Exercise instructions
Write out each entry again. Keep every word exactly as it is.

[Records contained in a dataset]
- - -

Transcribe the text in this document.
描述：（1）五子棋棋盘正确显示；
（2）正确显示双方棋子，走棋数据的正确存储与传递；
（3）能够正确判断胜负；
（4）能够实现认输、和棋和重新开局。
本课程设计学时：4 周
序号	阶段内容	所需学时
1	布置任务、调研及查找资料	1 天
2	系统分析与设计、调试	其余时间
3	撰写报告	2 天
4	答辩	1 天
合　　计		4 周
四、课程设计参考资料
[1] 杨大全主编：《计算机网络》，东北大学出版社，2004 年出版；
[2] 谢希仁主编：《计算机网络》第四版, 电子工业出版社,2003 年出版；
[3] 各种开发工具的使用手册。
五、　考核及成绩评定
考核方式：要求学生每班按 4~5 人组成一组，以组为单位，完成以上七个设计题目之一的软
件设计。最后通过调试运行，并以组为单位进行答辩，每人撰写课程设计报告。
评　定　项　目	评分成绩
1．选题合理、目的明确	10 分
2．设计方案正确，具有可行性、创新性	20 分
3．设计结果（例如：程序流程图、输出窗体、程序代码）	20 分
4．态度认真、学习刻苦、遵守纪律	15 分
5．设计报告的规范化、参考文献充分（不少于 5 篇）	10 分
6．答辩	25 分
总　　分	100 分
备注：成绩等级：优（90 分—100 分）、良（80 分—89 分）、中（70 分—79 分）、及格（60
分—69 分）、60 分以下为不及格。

- - -

Expected answer
Transcribe the text in this document.
描述：（1）五子棋棋盘正确显示；
（2）正确显示双方棋子，走棋数据的正确存储与传递；
（3）能够正确判断胜负；
（4）能够实现认输、和棋和重新开局。
本课程设计学时：4 周
序号	阶段内容	所需学时
1	布置任务、调研及查找资料	1 天
2	系统分析与设计、调试	其余时间
3	撰写报告	2 天
4	答辩	1 天
合　　计		4 周
四、课程设计参考资料
[1] 杨大全主编：《计算机网络》，东北大学出版社，2004 年出版；
[2] 谢希仁主编：《计算机网络》第四版, 电子工业出版社,2003 年出版；
[3] 各种开发工具的使用手册。
五、　考核及成绩评定
考核方式：要求学生每班按 4~5 人组成一组，以组为单位，完成以上七个设计题目之一的软
件设计。最后通过调试运行，并以组为单位进行答辩，每人撰写课程设计报告。
评　定　项　目	评分成绩
1．选题合理、目的明确	10 分
2．设计方案正确，具有可行性、创新性	20 分
3．设计结果（例如：程序流程图、输出窗体、程序代码）	20 分
4．态度认真、学习刻苦、遵守纪律	15 分
5．设计报告的规范化、参考文献充分（不少于 5 篇）	10 分
6．答辩	25 分
总　　分	100 分
备注：成绩等级：优（90 分—100 分）、良（80 分—89 分）、中（70 分—79 分）、及格（60
分—69 分）、60 分以下为不及格。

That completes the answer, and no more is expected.